ASSIGNMENT –
Print out the entries below with no edits.

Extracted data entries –
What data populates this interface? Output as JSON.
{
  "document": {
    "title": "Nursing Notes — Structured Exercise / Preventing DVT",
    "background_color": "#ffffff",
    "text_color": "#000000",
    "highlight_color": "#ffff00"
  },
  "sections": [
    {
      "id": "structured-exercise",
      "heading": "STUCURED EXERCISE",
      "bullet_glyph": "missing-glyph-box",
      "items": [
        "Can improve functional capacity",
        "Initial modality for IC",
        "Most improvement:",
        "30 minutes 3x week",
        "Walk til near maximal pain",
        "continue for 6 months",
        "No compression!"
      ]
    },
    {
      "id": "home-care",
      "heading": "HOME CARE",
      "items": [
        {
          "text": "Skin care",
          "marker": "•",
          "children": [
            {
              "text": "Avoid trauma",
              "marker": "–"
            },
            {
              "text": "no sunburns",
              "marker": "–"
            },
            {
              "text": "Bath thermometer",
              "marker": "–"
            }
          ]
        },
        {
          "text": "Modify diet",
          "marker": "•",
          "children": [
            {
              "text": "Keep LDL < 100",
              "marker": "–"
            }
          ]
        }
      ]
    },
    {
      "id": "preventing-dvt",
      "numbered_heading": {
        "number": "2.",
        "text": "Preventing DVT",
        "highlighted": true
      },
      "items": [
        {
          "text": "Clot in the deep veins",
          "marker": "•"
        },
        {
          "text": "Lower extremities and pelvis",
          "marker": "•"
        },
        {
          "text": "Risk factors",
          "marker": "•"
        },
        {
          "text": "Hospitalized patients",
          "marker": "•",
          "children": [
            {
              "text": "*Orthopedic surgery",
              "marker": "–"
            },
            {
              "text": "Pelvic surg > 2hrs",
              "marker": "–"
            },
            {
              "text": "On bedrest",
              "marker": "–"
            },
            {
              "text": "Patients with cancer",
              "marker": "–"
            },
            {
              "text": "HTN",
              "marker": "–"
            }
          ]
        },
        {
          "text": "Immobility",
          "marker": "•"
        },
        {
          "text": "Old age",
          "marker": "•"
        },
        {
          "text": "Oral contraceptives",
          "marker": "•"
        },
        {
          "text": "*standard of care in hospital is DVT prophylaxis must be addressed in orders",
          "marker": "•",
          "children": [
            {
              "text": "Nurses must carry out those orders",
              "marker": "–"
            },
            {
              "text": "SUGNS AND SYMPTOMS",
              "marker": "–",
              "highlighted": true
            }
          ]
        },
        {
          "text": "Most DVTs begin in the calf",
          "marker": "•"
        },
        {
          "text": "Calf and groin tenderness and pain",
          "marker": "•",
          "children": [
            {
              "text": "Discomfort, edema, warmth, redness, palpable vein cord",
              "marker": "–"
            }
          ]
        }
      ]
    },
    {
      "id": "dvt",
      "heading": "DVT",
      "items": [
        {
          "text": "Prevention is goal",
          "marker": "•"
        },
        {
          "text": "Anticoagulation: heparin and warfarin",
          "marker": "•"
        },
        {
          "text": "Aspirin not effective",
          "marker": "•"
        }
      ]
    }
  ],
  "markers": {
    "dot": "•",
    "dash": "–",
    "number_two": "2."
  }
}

ANSWER SPACE –
What data populates this interface? Output as JSON.
{
  "document": {
    "title": "Nursing Notes — Structured Exercise / Preventing DVT",
    "background_color": "#ffffff",
    "text_color": "#000000",
    "highlight_color": "#ffff00"
  },
  "sections": [
    {
      "id": "structured-exercise",
      "heading": "STUCURED EXERCISE",
      "bullet_glyph": "missing-glyph-box",
      "items": [
        "Can improve functional capacity",
        "Initial modality for IC",
        "Most improvement:",
        "30 minutes 3x week",
        "Walk til near maximal pain",
        "continue for 6 months",
        "No compression!"
      ]
    },
    {
      "id": "home-care",
      "heading": "HOME CARE",
      "items": [
        {
          "text": "Skin care",
          "marker": "•",
          "children": [
            {
              "text": "Avoid trauma",
              "marker": "–"
            },
            {
              "text": "no sunburns",
              "marker": "–"
            },
            {
              "text": "Bath thermometer",
              "marker": "–"
            }
          ]
        },
        {
          "text": "Modify diet",
          "marker": "•",
          "children": [
            {
              "text": "Keep LDL < 100",
              "marker": "–"
            }
          ]
        }
      ]
    },
    {
      "id": "preventing-dvt",
      "numbered_heading": {
        "number": "2.",
        "text": "Preventing DVT",
        "highlighted": true
      },
      "items": [
        {
          "text": "Clot in the deep veins",
          "marker": "•"
        },
        {
          "text": "Lower extremities and pelvis",
          "marker": "•"
        },
        {
          "text": "Risk factors",
          "marker": "•"
        },
        {
          "text": "Hospitalized patients",
          "marker": "•",
          "children": [
            {
              "text": "*Orthopedic surgery",
              "marker": "–"
            },
            {
              "text": "Pelvic surg > 2hrs",
              "marker": "–"
            },
            {
              "text": "On bedrest",
              "marker": "–"
            },
            {
              "text": "Patients with cancer",
              "marker": "–"
            },
            {
              "text": "HTN",
              "marker": "–"
            }
          ]
        },
        {
          "text": "Immobility",
          "marker": "•"
        },
        {
          "text": "Old age",
          "marker": "•"
        },
        {
          "text": "Oral contraceptives",
          "marker": "•"
        },
        {
          "text": "*standard of care in hospital is DVT prophylaxis must be addressed in orders",
          "marker": "•",
          "children": [
            {
              "text": "Nurses must carry out those orders",
              "marker": "–"
            },
            {
              "text": "SUGNS AND SYMPTOMS",
              "marker": "–",
              "highlighted": true
            }
          ]
        },
        {
          "text": "Most DVTs begin in the calf",
          "marker": "•"
        },
        {
          "text": "Calf and groin tenderness and pain",
          "marker": "•",
          "children": [
            {
              "text": "Discomfort, edema, warmth, redness, palpable vein cord",
              "marker": "–"
            }
          ]
        }
      ]
    },
    {
      "id": "dvt",
      "heading": "DVT",
      "items": [
        {
          "text": "Prevention is goal",
          "marker": "•"
        },
        {
          "text": "Anticoagulation: heparin and warfarin",
          "marker": "•"
        },
        {
          "text": "Aspirin not effective",
          "marker": "•"
        }
      ]
    }
  ],
  "markers": {
    "dot": "•",
    "dash": "–",
    "number_two": "2."
  }
}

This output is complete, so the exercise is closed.